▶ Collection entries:
▼
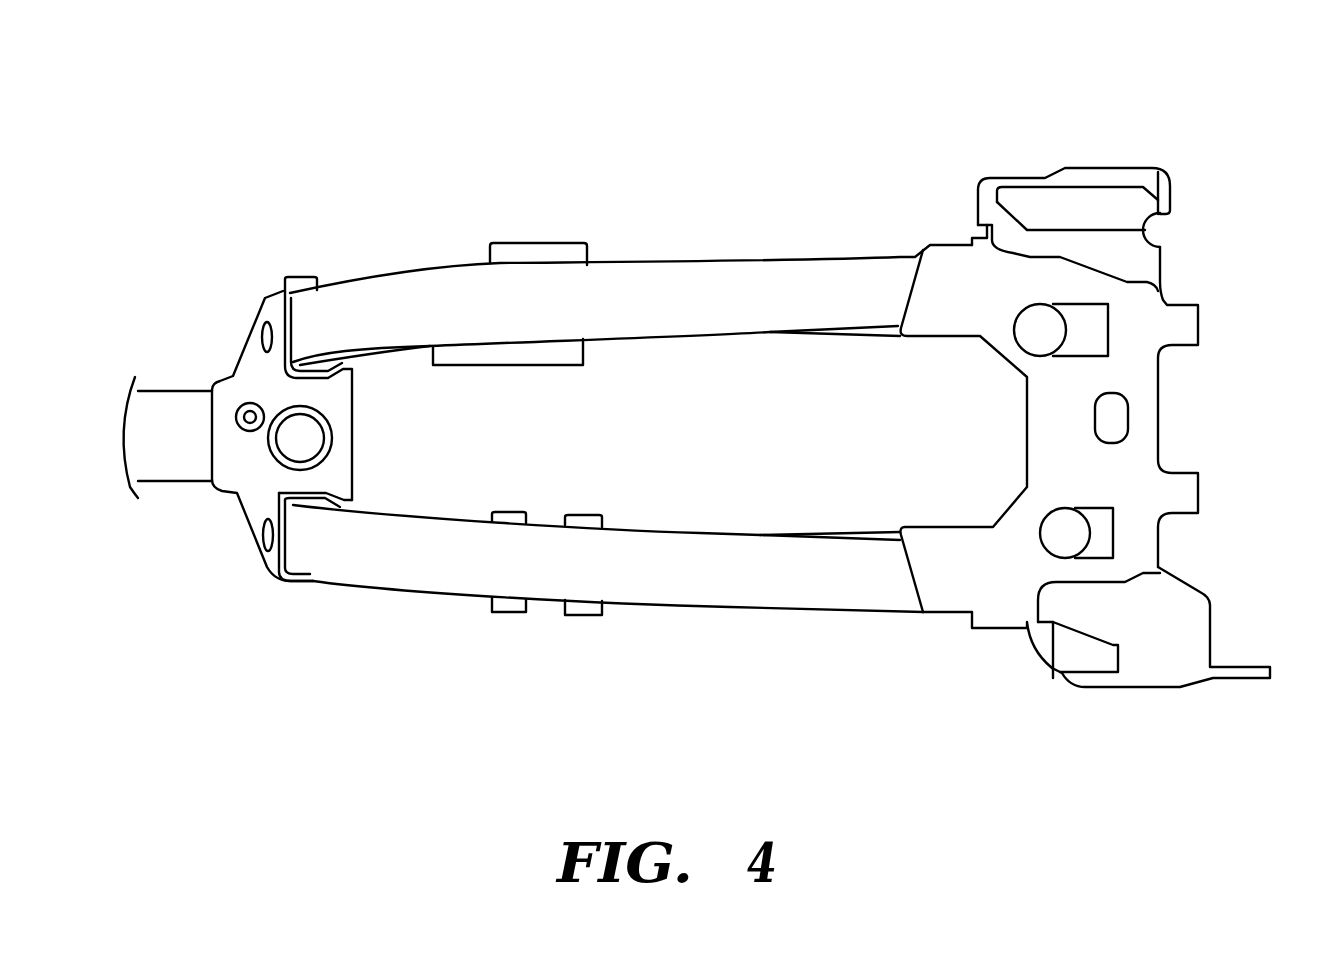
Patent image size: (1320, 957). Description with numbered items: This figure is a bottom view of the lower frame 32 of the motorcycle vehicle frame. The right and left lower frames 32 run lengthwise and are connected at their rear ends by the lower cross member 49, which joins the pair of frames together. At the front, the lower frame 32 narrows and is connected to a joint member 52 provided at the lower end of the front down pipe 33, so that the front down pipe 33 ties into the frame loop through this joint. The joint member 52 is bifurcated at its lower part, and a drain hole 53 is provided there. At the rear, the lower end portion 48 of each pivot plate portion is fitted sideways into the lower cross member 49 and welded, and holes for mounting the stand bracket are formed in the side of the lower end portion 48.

The lower frame 32 is at (662, 277).
The front down pipe 33 is at (177, 405).
The lower end portion 48 is at (1097, 178).
The lower cross member 49 is at (1147, 418).
The joint member 52 is at (235, 493).
The drain hole 53 is at (318, 442).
▲
▶ Exercise: Please present each line of the material above as a numbered list, omitting blank lines and leaving the pictures out.

▶ Output of the task:
1. Patent image size: (1320, 957). Description with numbered items: This figure is a bottom view of the lower frame 32 of the motorcycle vehicle frame. The right and left lower frames 32 run lengthwise and are connected at their rear ends by the lower cross member 49, which joins the pair of frames together. At the front, the lower frame 32 narrows and is connected to a joint member 52 provided at the lower end of the front down pipe 33, so that the front down pipe 33 ties into the frame loop through this joint. The joint member 52 is bifurcated at its lower part, and a drain hole 53 is provided there. At the rear, the lower end portion 48 of each pivot plate portion is fitted sideways into the lower cross member 49 and welded, and holes for mounting the stand bracket are formed in the side of the lower end portion 48.
2. The lower frame 32 is at (662, 277).
3. The front down pipe 33 is at (177, 405).
4. The lower end portion 48 is at (1097, 178).
5. The lower cross member 49 is at (1147, 418).
6. The joint member 52 is at (235, 493).
7. The drain hole 53 is at (318, 442).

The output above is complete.